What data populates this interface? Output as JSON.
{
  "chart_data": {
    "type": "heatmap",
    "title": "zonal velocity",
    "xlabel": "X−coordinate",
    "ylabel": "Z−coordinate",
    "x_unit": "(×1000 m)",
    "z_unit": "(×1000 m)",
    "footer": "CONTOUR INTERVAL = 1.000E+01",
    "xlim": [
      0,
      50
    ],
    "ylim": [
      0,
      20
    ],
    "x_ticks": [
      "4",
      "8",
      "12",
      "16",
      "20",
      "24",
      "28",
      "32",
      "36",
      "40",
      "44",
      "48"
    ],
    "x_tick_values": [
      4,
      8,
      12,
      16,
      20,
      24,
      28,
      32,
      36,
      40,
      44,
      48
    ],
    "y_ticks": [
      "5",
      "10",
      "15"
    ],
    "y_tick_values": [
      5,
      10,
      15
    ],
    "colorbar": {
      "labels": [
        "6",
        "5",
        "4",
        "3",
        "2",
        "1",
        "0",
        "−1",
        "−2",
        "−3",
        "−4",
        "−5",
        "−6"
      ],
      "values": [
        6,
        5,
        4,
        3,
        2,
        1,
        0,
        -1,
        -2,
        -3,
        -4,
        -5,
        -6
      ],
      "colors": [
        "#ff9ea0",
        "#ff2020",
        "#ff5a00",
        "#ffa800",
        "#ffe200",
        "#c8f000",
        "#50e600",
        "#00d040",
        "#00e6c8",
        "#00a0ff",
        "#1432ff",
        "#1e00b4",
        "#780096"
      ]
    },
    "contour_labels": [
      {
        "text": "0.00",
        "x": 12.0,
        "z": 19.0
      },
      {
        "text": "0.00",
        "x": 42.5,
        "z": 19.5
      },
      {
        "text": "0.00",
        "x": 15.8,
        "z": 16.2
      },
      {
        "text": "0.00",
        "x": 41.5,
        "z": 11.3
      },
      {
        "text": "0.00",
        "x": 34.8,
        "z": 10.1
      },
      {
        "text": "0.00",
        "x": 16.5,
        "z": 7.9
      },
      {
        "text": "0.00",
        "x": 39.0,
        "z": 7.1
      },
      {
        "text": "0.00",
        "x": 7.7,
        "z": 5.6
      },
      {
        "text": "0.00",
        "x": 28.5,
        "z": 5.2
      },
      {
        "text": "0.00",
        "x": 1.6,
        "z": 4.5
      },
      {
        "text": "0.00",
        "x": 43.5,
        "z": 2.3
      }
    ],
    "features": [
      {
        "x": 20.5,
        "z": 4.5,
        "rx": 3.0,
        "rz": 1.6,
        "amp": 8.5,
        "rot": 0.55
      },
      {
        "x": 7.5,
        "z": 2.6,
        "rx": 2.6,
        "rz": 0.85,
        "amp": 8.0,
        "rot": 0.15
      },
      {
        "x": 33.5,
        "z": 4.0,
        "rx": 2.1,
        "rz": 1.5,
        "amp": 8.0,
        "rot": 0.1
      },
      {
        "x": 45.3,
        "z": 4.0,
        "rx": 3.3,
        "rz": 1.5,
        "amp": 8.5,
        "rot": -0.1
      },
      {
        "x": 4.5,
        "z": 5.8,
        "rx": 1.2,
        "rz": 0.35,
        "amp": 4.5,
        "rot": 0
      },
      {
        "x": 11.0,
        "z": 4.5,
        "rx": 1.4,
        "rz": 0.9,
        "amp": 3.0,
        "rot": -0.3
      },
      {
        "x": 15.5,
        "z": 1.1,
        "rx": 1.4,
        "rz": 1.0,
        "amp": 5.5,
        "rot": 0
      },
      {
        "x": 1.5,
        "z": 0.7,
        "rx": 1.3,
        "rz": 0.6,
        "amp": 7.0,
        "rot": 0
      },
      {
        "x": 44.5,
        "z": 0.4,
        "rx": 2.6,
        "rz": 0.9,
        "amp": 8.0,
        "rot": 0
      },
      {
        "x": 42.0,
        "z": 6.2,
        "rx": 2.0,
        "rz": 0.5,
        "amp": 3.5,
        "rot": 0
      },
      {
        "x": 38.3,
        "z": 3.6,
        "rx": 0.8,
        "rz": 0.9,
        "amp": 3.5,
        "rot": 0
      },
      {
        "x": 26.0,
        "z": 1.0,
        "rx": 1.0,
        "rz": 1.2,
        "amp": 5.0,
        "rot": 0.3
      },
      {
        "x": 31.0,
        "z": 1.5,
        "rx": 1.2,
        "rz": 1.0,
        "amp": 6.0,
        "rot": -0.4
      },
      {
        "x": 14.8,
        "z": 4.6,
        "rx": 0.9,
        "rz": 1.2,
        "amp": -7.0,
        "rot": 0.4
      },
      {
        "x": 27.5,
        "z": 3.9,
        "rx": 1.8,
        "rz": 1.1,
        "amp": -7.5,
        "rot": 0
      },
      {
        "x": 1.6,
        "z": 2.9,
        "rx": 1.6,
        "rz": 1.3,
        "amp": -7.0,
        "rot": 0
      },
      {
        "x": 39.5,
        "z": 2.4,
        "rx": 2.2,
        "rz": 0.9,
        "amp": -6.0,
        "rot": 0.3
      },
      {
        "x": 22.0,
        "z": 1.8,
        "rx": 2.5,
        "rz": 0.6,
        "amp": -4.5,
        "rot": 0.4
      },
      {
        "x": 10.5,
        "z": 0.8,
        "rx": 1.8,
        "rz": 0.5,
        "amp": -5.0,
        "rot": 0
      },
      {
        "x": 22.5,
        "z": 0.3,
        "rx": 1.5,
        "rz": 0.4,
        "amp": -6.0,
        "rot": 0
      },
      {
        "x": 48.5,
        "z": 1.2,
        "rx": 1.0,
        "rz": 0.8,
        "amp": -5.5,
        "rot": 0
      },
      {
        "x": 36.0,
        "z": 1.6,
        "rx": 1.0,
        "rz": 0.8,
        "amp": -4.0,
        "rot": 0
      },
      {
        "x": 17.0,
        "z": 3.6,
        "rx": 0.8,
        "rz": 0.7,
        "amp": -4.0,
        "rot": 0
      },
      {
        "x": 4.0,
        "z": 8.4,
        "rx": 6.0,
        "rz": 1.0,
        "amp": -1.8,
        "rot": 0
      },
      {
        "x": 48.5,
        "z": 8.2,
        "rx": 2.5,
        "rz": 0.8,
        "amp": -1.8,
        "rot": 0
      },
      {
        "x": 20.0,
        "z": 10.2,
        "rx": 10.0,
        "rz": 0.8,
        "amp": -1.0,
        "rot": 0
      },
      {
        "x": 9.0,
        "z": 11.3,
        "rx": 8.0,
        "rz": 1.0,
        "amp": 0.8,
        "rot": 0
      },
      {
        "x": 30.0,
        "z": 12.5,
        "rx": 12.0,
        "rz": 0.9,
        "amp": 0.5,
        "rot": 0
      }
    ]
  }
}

_Exercise objective_.
Make an exact copy of all the data.

_Reply to the exercise_.
What data populates this interface? Output as JSON.
{
  "chart_data": {
    "type": "heatmap",
    "title": "zonal velocity",
    "xlabel": "X−coordinate",
    "ylabel": "Z−coordinate",
    "x_unit": "(×1000 m)",
    "z_unit": "(×1000 m)",
    "footer": "CONTOUR INTERVAL = 1.000E+01",
    "xlim": [
      0,
      50
    ],
    "ylim": [
      0,
      20
    ],
    "x_ticks": [
      "4",
      "8",
      "12",
      "16",
      "20",
      "24",
      "28",
      "32",
      "36",
      "40",
      "44",
      "48"
    ],
    "x_tick_values": [
      4,
      8,
      12,
      16,
      20,
      24,
      28,
      32,
      36,
      40,
      44,
      48
    ],
    "y_ticks": [
      "5",
      "10",
      "15"
    ],
    "y_tick_values": [
      5,
      10,
      15
    ],
    "colorbar": {
      "labels": [
        "6",
        "5",
        "4",
        "3",
        "2",
        "1",
        "0",
        "−1",
        "−2",
        "−3",
        "−4",
        "−5",
        "−6"
      ],
      "values": [
        6,
        5,
        4,
        3,
        2,
        1,
        0,
        -1,
        -2,
        -3,
        -4,
        -5,
        -6
      ],
      "colors": [
        "#ff9ea0",
        "#ff2020",
        "#ff5a00",
        "#ffa800",
        "#ffe200",
        "#c8f000",
        "#50e600",
        "#00d040",
        "#00e6c8",
        "#00a0ff",
        "#1432ff",
        "#1e00b4",
        "#780096"
      ]
    },
    "contour_labels": [
      {
        "text": "0.00",
        "x": 12.0,
        "z": 19.0
      },
      {
        "text": "0.00",
        "x": 42.5,
        "z": 19.5
      },
      {
        "text": "0.00",
        "x": 15.8,
        "z": 16.2
      },
      {
        "text": "0.00",
        "x": 41.5,
        "z": 11.3
      },
      {
        "text": "0.00",
        "x": 34.8,
        "z": 10.1
      },
      {
        "text": "0.00",
        "x": 16.5,
        "z": 7.9
      },
      {
        "text": "0.00",
        "x": 39.0,
        "z": 7.1
      },
      {
        "text": "0.00",
        "x": 7.7,
        "z": 5.6
      },
      {
        "text": "0.00",
        "x": 28.5,
        "z": 5.2
      },
      {
        "text": "0.00",
        "x": 1.6,
        "z": 4.5
      },
      {
        "text": "0.00",
        "x": 43.5,
        "z": 2.3
      }
    ],
    "features": [
      {
        "x": 20.5,
        "z": 4.5,
        "rx": 3.0,
        "rz": 1.6,
        "amp": 8.5,
        "rot": 0.55
      },
      {
        "x": 7.5,
        "z": 2.6,
        "rx": 2.6,
        "rz": 0.85,
        "amp": 8.0,
        "rot": 0.15
      },
      {
        "x": 33.5,
        "z": 4.0,
        "rx": 2.1,
        "rz": 1.5,
        "amp": 8.0,
        "rot": 0.1
      },
      {
        "x": 45.3,
        "z": 4.0,
        "rx": 3.3,
        "rz": 1.5,
        "amp": 8.5,
        "rot": -0.1
      },
      {
        "x": 4.5,
        "z": 5.8,
        "rx": 1.2,
        "rz": 0.35,
        "amp": 4.5,
        "rot": 0
      },
      {
        "x": 11.0,
        "z": 4.5,
        "rx": 1.4,
        "rz": 0.9,
        "amp": 3.0,
        "rot": -0.3
      },
      {
        "x": 15.5,
        "z": 1.1,
        "rx": 1.4,
        "rz": 1.0,
        "amp": 5.5,
        "rot": 0
      },
      {
        "x": 1.5,
        "z": 0.7,
        "rx": 1.3,
        "rz": 0.6,
        "amp": 7.0,
        "rot": 0
      },
      {
        "x": 44.5,
        "z": 0.4,
        "rx": 2.6,
        "rz": 0.9,
        "amp": 8.0,
        "rot": 0
      },
      {
        "x": 42.0,
        "z": 6.2,
        "rx": 2.0,
        "rz": 0.5,
        "amp": 3.5,
        "rot": 0
      },
      {
        "x": 38.3,
        "z": 3.6,
        "rx": 0.8,
        "rz": 0.9,
        "amp": 3.5,
        "rot": 0
      },
      {
        "x": 26.0,
        "z": 1.0,
        "rx": 1.0,
        "rz": 1.2,
        "amp": 5.0,
        "rot": 0.3
      },
      {
        "x": 31.0,
        "z": 1.5,
        "rx": 1.2,
        "rz": 1.0,
        "amp": 6.0,
        "rot": -0.4
      },
      {
        "x": 14.8,
        "z": 4.6,
        "rx": 0.9,
        "rz": 1.2,
        "amp": -7.0,
        "rot": 0.4
      },
      {
        "x": 27.5,
        "z": 3.9,
        "rx": 1.8,
        "rz": 1.1,
        "amp": -7.5,
        "rot": 0
      },
      {
        "x": 1.6,
        "z": 2.9,
        "rx": 1.6,
        "rz": 1.3,
        "amp": -7.0,
        "rot": 0
      },
      {
        "x": 39.5,
        "z": 2.4,
        "rx": 2.2,
        "rz": 0.9,
        "amp": -6.0,
        "rot": 0.3
      },
      {
        "x": 22.0,
        "z": 1.8,
        "rx": 2.5,
        "rz": 0.6,
        "amp": -4.5,
        "rot": 0.4
      },
      {
        "x": 10.5,
        "z": 0.8,
        "rx": 1.8,
        "rz": 0.5,
        "amp": -5.0,
        "rot": 0
      },
      {
        "x": 22.5,
        "z": 0.3,
        "rx": 1.5,
        "rz": 0.4,
        "amp": -6.0,
        "rot": 0
      },
      {
        "x": 48.5,
        "z": 1.2,
        "rx": 1.0,
        "rz": 0.8,
        "amp": -5.5,
        "rot": 0
      },
      {
        "x": 36.0,
        "z": 1.6,
        "rx": 1.0,
        "rz": 0.8,
        "amp": -4.0,
        "rot": 0
      },
      {
        "x": 17.0,
        "z": 3.6,
        "rx": 0.8,
        "rz": 0.7,
        "amp": -4.0,
        "rot": 0
      },
      {
        "x": 4.0,
        "z": 8.4,
        "rx": 6.0,
        "rz": 1.0,
        "amp": -1.8,
        "rot": 0
      },
      {
        "x": 48.5,
        "z": 8.2,
        "rx": 2.5,
        "rz": 0.8,
        "amp": -1.8,
        "rot": 0
      },
      {
        "x": 20.0,
        "z": 10.2,
        "rx": 10.0,
        "rz": 0.8,
        "amp": -1.0,
        "rot": 0
      },
      {
        "x": 9.0,
        "z": 11.3,
        "rx": 8.0,
        "rz": 1.0,
        "amp": 0.8,
        "rot": 0
      },
      {
        "x": 30.0,
        "z": 12.5,
        "rx": 12.0,
        "rz": 0.9,
        "amp": 0.5,
        "rot": 0
      }
    ]
  }
}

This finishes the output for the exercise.